***** MATERIAL SHOWN *****
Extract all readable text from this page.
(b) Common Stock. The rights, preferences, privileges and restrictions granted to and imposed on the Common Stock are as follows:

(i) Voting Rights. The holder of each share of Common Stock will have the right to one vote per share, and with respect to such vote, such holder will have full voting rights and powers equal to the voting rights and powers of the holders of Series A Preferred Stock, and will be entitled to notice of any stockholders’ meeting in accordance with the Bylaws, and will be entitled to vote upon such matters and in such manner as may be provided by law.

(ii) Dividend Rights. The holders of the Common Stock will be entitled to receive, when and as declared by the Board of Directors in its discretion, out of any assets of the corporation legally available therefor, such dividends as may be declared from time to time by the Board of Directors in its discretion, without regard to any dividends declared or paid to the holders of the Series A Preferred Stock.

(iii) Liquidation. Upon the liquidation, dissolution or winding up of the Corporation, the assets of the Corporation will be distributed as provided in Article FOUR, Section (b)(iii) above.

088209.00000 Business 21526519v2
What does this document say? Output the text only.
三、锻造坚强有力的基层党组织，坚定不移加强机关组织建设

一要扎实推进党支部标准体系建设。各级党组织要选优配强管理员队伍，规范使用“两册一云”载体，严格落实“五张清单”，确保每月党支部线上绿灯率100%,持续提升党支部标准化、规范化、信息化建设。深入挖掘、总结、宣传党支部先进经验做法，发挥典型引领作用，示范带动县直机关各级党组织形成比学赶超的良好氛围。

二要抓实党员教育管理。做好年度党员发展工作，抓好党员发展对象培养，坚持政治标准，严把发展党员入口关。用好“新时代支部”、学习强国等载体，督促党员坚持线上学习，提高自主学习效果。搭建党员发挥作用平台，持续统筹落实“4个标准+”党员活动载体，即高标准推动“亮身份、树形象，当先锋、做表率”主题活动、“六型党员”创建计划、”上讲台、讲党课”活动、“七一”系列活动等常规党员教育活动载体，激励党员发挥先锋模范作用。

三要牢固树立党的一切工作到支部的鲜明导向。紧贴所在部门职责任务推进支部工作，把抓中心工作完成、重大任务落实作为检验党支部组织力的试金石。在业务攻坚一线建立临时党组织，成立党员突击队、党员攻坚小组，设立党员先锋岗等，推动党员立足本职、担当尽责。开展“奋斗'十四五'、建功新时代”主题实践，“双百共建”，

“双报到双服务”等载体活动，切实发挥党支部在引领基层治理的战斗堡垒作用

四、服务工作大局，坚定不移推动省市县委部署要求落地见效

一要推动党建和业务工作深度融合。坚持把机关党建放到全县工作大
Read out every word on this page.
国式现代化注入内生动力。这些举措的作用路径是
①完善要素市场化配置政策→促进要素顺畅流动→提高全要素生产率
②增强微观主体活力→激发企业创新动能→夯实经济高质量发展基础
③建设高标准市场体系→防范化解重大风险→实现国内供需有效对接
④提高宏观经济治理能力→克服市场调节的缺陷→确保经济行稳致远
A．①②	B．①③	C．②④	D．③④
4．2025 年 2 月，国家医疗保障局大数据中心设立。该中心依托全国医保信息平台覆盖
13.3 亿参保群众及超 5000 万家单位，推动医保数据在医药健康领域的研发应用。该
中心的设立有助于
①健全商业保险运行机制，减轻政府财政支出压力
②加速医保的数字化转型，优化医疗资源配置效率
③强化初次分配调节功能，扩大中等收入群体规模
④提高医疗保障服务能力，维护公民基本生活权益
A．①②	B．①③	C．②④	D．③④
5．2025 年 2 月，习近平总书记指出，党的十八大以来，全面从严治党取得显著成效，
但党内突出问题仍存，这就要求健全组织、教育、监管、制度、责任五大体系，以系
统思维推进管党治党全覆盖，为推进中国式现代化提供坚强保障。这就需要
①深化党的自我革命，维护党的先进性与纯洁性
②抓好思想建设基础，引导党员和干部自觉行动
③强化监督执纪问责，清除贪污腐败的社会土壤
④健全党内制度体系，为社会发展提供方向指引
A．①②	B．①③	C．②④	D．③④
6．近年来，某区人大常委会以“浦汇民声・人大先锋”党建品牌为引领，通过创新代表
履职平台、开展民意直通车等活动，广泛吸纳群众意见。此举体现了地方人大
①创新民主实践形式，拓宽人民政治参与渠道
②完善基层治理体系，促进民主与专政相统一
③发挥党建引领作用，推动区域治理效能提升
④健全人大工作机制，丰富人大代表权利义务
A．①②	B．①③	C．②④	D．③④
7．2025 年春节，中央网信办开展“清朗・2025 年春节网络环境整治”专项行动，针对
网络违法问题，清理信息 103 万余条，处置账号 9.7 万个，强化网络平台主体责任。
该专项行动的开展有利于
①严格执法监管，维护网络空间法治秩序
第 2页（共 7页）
*****
Repeat the data above exactly.

Extract all readable text from this page.
(b) Common Stock. The rights, preferences, privileges and restrictions granted to and imposed on the Common Stock are as follows:

(i) Voting Rights. The holder of each share of Common Stock will have the right to one vote per share, and with respect to such vote, such holder will have full voting rights and powers equal to the voting rights and powers of the holders of Series A Preferred Stock, and will be entitled to notice of any stockholders’ meeting in accordance with the Bylaws, and will be entitled to vote upon such matters and in such manner as may be provided by law.

(ii) Dividend Rights. The holders of the Common Stock will be entitled to receive, when and as declared by the Board of Directors in its discretion, out of any assets of the corporation legally available therefor, such dividends as may be declared from time to time by the Board of Directors in its discretion, without regard to any dividends declared or paid to the holders of the Series A Preferred Stock.

(iii) Liquidation. Upon the liquidation, dissolution or winding up of the Corporation, the assets of the Corporation will be distributed as provided in Article FOUR, Section (b)(iii) above.

088209.00000 Business 21526519v2
What does this document say? Output the text only.
三、锻造坚强有力的基层党组织，坚定不移加强机关组织建设

一要扎实推进党支部标准体系建设。各级党组织要选优配强管理员队伍，规范使用“两册一云”载体，严格落实“五张清单”，确保每月党支部线上绿灯率100%,持续提升党支部标准化、规范化、信息化建设。深入挖掘、总结、宣传党支部先进经验做法，发挥典型引领作用，示范带动县直机关各级党组织形成比学赶超的良好氛围。

二要抓实党员教育管理。做好年度党员发展工作，抓好党员发展对象培养，坚持政治标准，严把发展党员入口关。用好“新时代支部”、学习强国等载体，督促党员坚持线上学习，提高自主学习效果。搭建党员发挥作用平台，持续统筹落实“4个标准+”党员活动载体，即高标准推动“亮身份、树形象，当先锋、做表率”主题活动、“六型党员”创建计划、”上讲台、讲党课”活动、“七一”系列活动等常规党员教育活动载体，激励党员发挥先锋模范作用。

三要牢固树立党的一切工作到支部的鲜明导向。紧贴所在部门职责任务推进支部工作，把抓中心工作完成、重大任务落实作为检验党支部组织力的试金石。在业务攻坚一线建立临时党组织，成立党员突击队、党员攻坚小组，设立党员先锋岗等，推动党员立足本职、担当尽责。开展“奋斗'十四五'、建功新时代”主题实践，“双百共建”，

“双报到双服务”等载体活动，切实发挥党支部在引领基层治理的战斗堡垒作用

四、服务工作大局，坚定不移推动省市县委部署要求落地见效

一要推动党建和业务工作深度融合。坚持把机关党建放到全县工作大
Read out every word on this page.
国式现代化注入内生动力。这些举措的作用路径是
①完善要素市场化配置政策→促进要素顺畅流动→提高全要素生产率
②增强微观主体活力→激发企业创新动能→夯实经济高质量发展基础
③建设高标准市场体系→防范化解重大风险→实现国内供需有效对接
④提高宏观经济治理能力→克服市场调节的缺陷→确保经济行稳致远
A．①②	B．①③	C．②④	D．③④
4．2025 年 2 月，国家医疗保障局大数据中心设立。该中心依托全国医保信息平台覆盖
13.3 亿参保群众及超 5000 万家单位，推动医保数据在医药健康领域的研发应用。该
中心的设立有助于
①健全商业保险运行机制，减轻政府财政支出压力
②加速医保的数字化转型，优化医疗资源配置效率
③强化初次分配调节功能，扩大中等收入群体规模
④提高医疗保障服务能力，维护公民基本生活权益
A．①②	B．①③	C．②④	D．③④
5．2025 年 2 月，习近平总书记指出，党的十八大以来，全面从严治党取得显著成效，
但党内突出问题仍存，这就要求健全组织、教育、监管、制度、责任五大体系，以系
统思维推进管党治党全覆盖，为推进中国式现代化提供坚强保障。这就需要
①深化党的自我革命，维护党的先进性与纯洁性
②抓好思想建设基础，引导党员和干部自觉行动
③强化监督执纪问责，清除贪污腐败的社会土壤
④健全党内制度体系，为社会发展提供方向指引
A．①②	B．①③	C．②④	D．③④
6．近年来，某区人大常委会以“浦汇民声・人大先锋”党建品牌为引领，通过创新代表
履职平台、开展民意直通车等活动，广泛吸纳群众意见。此举体现了地方人大
①创新民主实践形式，拓宽人民政治参与渠道
②完善基层治理体系，促进民主与专政相统一
③发挥党建引领作用，推动区域治理效能提升
④健全人大工作机制，丰富人大代表权利义务
A．①②	B．①③	C．②④	D．③④
7．2025 年春节，中央网信办开展“清朗・2025 年春节网络环境整治”专项行动，针对
网络违法问题，清理信息 103 万余条，处置账号 9.7 万个，强化网络平台主体责任。
该专项行动的开展有利于
①严格执法监管，维护网络空间法治秩序
第 2页（共 7页）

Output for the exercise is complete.